TASK DIRECTIONS: Repeat every line of the listing below exactly, minus the pictures.

INPUT:
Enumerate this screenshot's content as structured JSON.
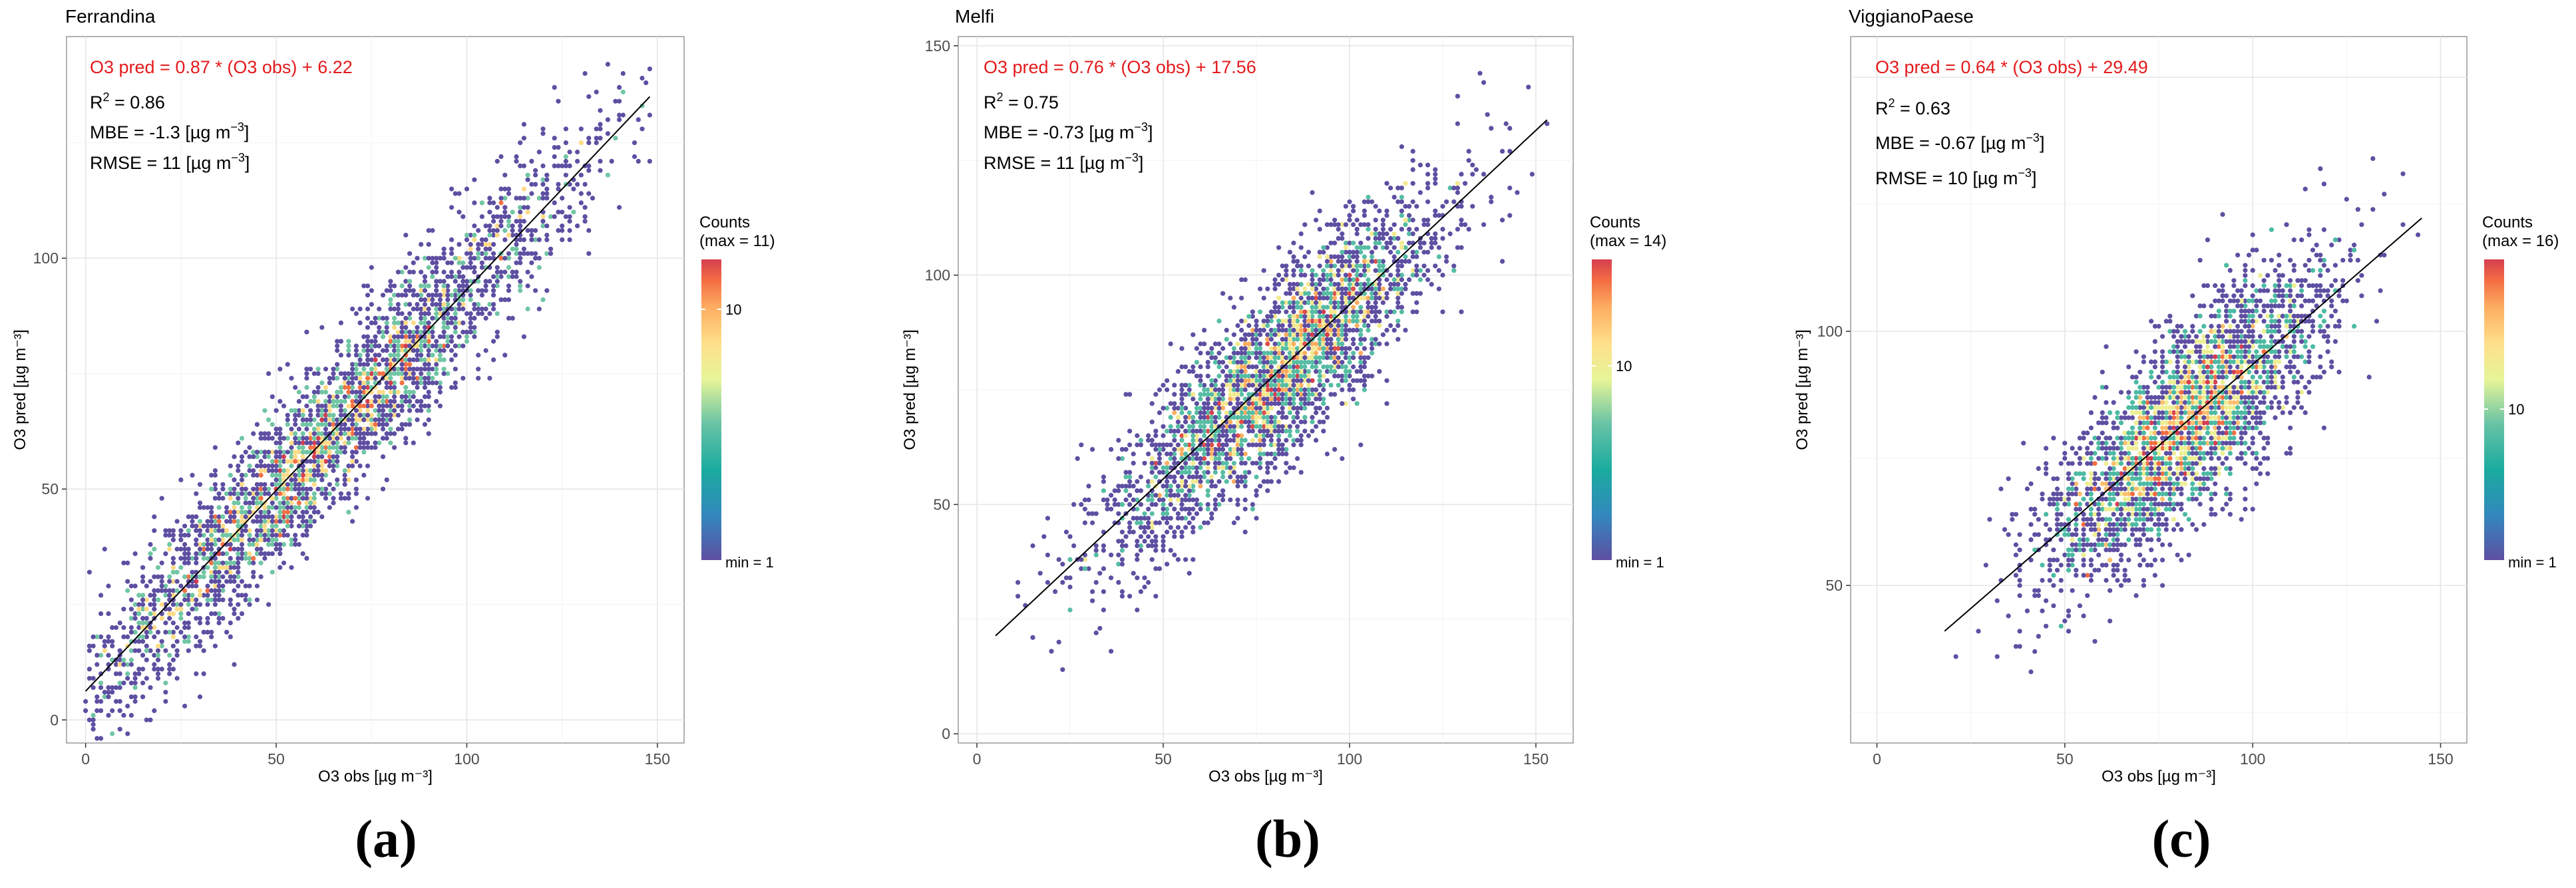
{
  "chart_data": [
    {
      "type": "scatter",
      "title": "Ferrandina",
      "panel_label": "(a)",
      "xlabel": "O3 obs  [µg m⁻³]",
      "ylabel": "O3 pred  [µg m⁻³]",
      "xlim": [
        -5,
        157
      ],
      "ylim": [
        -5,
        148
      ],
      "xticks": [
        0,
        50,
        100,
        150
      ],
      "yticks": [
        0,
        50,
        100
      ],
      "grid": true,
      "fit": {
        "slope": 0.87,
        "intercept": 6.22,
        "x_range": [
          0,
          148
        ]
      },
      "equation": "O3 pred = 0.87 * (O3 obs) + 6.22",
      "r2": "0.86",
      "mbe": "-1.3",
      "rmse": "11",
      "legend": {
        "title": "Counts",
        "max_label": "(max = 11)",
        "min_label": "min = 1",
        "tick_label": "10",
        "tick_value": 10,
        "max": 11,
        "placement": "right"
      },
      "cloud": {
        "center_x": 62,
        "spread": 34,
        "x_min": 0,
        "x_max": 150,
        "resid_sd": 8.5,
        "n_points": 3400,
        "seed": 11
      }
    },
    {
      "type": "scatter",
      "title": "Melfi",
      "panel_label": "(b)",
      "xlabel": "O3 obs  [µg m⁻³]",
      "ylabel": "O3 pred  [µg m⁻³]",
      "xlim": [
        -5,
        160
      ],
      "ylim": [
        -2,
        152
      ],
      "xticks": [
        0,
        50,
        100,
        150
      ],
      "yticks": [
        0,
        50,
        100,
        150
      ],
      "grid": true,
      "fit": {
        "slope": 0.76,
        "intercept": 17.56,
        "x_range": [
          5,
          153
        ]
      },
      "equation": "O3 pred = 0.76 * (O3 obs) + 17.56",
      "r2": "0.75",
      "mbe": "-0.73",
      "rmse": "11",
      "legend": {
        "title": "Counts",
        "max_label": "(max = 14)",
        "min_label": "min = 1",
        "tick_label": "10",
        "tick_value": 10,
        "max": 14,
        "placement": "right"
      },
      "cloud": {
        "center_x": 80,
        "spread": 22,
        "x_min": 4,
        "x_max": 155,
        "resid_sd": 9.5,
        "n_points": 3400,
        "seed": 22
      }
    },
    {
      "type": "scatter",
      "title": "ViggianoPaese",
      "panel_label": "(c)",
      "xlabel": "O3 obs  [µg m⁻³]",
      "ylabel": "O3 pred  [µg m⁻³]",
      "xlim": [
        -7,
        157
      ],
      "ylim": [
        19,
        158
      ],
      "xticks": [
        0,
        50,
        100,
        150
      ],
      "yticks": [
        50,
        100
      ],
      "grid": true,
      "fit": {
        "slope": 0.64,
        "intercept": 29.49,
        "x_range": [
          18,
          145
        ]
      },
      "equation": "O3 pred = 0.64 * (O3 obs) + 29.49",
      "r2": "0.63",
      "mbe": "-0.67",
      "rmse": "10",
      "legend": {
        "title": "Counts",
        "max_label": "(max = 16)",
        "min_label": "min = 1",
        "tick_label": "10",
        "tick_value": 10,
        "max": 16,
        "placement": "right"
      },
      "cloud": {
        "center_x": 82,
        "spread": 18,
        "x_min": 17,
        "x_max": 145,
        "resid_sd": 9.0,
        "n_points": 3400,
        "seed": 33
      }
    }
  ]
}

CORRECT RESPONSE:
Enumerate this screenshot's content as structured JSON.
{
  "chart_data": [
    {
      "type": "scatter",
      "title": "Ferrandina",
      "panel_label": "(a)",
      "xlabel": "O3 obs  [µg m⁻³]",
      "ylabel": "O3 pred  [µg m⁻³]",
      "xlim": [
        -5,
        157
      ],
      "ylim": [
        -5,
        148
      ],
      "xticks": [
        0,
        50,
        100,
        150
      ],
      "yticks": [
        0,
        50,
        100
      ],
      "grid": true,
      "fit": {
        "slope": 0.87,
        "intercept": 6.22,
        "x_range": [
          0,
          148
        ]
      },
      "equation": "O3 pred = 0.87 * (O3 obs) + 6.22",
      "r2": "0.86",
      "mbe": "-1.3",
      "rmse": "11",
      "legend": {
        "title": "Counts",
        "max_label": "(max = 11)",
        "min_label": "min = 1",
        "tick_label": "10",
        "tick_value": 10,
        "max": 11,
        "placement": "right"
      },
      "cloud": {
        "center_x": 62,
        "spread": 34,
        "x_min": 0,
        "x_max": 150,
        "resid_sd": 8.5,
        "n_points": 3400,
        "seed": 11
      }
    },
    {
      "type": "scatter",
      "title": "Melfi",
      "panel_label": "(b)",
      "xlabel": "O3 obs  [µg m⁻³]",
      "ylabel": "O3 pred  [µg m⁻³]",
      "xlim": [
        -5,
        160
      ],
      "ylim": [
        -2,
        152
      ],
      "xticks": [
        0,
        50,
        100,
        150
      ],
      "yticks": [
        0,
        50,
        100,
        150
      ],
      "grid": true,
      "fit": {
        "slope": 0.76,
        "intercept": 17.56,
        "x_range": [
          5,
          153
        ]
      },
      "equation": "O3 pred = 0.76 * (O3 obs) + 17.56",
      "r2": "0.75",
      "mbe": "-0.73",
      "rmse": "11",
      "legend": {
        "title": "Counts",
        "max_label": "(max = 14)",
        "min_label": "min = 1",
        "tick_label": "10",
        "tick_value": 10,
        "max": 14,
        "placement": "right"
      },
      "cloud": {
        "center_x": 80,
        "spread": 22,
        "x_min": 4,
        "x_max": 155,
        "resid_sd": 9.5,
        "n_points": 3400,
        "seed": 22
      }
    },
    {
      "type": "scatter",
      "title": "ViggianoPaese",
      "panel_label": "(c)",
      "xlabel": "O3 obs  [µg m⁻³]",
      "ylabel": "O3 pred  [µg m⁻³]",
      "xlim": [
        -7,
        157
      ],
      "ylim": [
        19,
        158
      ],
      "xticks": [
        0,
        50,
        100,
        150
      ],
      "yticks": [
        50,
        100
      ],
      "grid": true,
      "fit": {
        "slope": 0.64,
        "intercept": 29.49,
        "x_range": [
          18,
          145
        ]
      },
      "equation": "O3 pred = 0.64 * (O3 obs) + 29.49",
      "r2": "0.63",
      "mbe": "-0.67",
      "rmse": "10",
      "legend": {
        "title": "Counts",
        "max_label": "(max = 16)",
        "min_label": "min = 1",
        "tick_label": "10",
        "tick_value": 10,
        "max": 16,
        "placement": "right"
      },
      "cloud": {
        "center_x": 82,
        "spread": 18,
        "x_min": 17,
        "x_max": 145,
        "resid_sd": 9.0,
        "n_points": 3400,
        "seed": 33
      }
    }
  ]
}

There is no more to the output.